• **Available records**:
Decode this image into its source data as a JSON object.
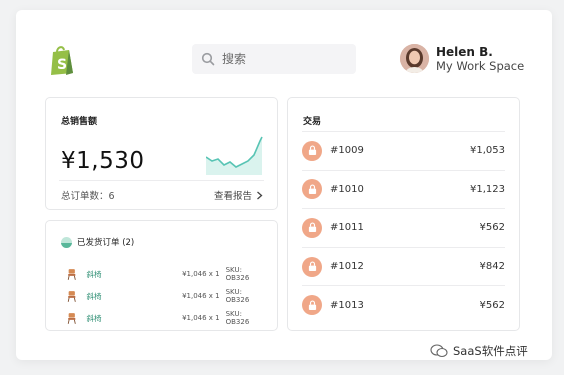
{
  "header": {
    "logo_icon": "shopify-bag-icon",
    "brand_color": "#95bf47",
    "search": {
      "placeholder": "搜索",
      "value": ""
    },
    "user": {
      "name": "Helen B.",
      "workspace": "My Work Space"
    }
  },
  "sales_card": {
    "title": "总销售额",
    "amount": "¥1,530",
    "orders_label": "总订单数：",
    "orders_count": "6",
    "report_link": "查看报告",
    "sparkline_color": "#58c4b4"
  },
  "shipped_card": {
    "title": "已发货订单 (2)",
    "rows": [
      {
        "name": "斜椅",
        "price": "¥1,046 x 1",
        "sku": "SKU: OB326"
      },
      {
        "name": "斜椅",
        "price": "¥1,046 x 1",
        "sku": "SKU: OB326"
      },
      {
        "name": "斜椅",
        "price": "¥1,046 x 1",
        "sku": "SKU: OB326"
      }
    ]
  },
  "transactions_card": {
    "title": "交易",
    "lock_color": "#f0a788",
    "items": [
      {
        "id": "#1009",
        "amount": "¥1,053"
      },
      {
        "id": "#1010",
        "amount": "¥1,123"
      },
      {
        "id": "#1011",
        "amount": "¥562"
      },
      {
        "id": "#1012",
        "amount": "¥842"
      },
      {
        "id": "#1013",
        "amount": "¥562"
      }
    ]
  },
  "watermark": {
    "text": "SaaS软件点评"
  }
}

• **Directions**:
Set the entries down again exactly. Do not include the images.

• **Result below**:
Decode this image into its source data as a JSON object.
{
  "header": {
    "logo_icon": "shopify-bag-icon",
    "brand_color": "#95bf47",
    "search": {
      "placeholder": "搜索",
      "value": ""
    },
    "user": {
      "name": "Helen B.",
      "workspace": "My Work Space"
    }
  },
  "sales_card": {
    "title": "总销售额",
    "amount": "¥1,530",
    "orders_label": "总订单数：",
    "orders_count": "6",
    "report_link": "查看报告",
    "sparkline_color": "#58c4b4"
  },
  "shipped_card": {
    "title": "已发货订单 (2)",
    "rows": [
      {
        "name": "斜椅",
        "price": "¥1,046 x 1",
        "sku": "SKU: OB326"
      },
      {
        "name": "斜椅",
        "price": "¥1,046 x 1",
        "sku": "SKU: OB326"
      },
      {
        "name": "斜椅",
        "price": "¥1,046 x 1",
        "sku": "SKU: OB326"
      }
    ]
  },
  "transactions_card": {
    "title": "交易",
    "lock_color": "#f0a788",
    "items": [
      {
        "id": "#1009",
        "amount": "¥1,053"
      },
      {
        "id": "#1010",
        "amount": "¥1,123"
      },
      {
        "id": "#1011",
        "amount": "¥562"
      },
      {
        "id": "#1012",
        "amount": "¥842"
      },
      {
        "id": "#1013",
        "amount": "¥562"
      }
    ]
  },
  "watermark": {
    "text": "SaaS软件点评"
  }
}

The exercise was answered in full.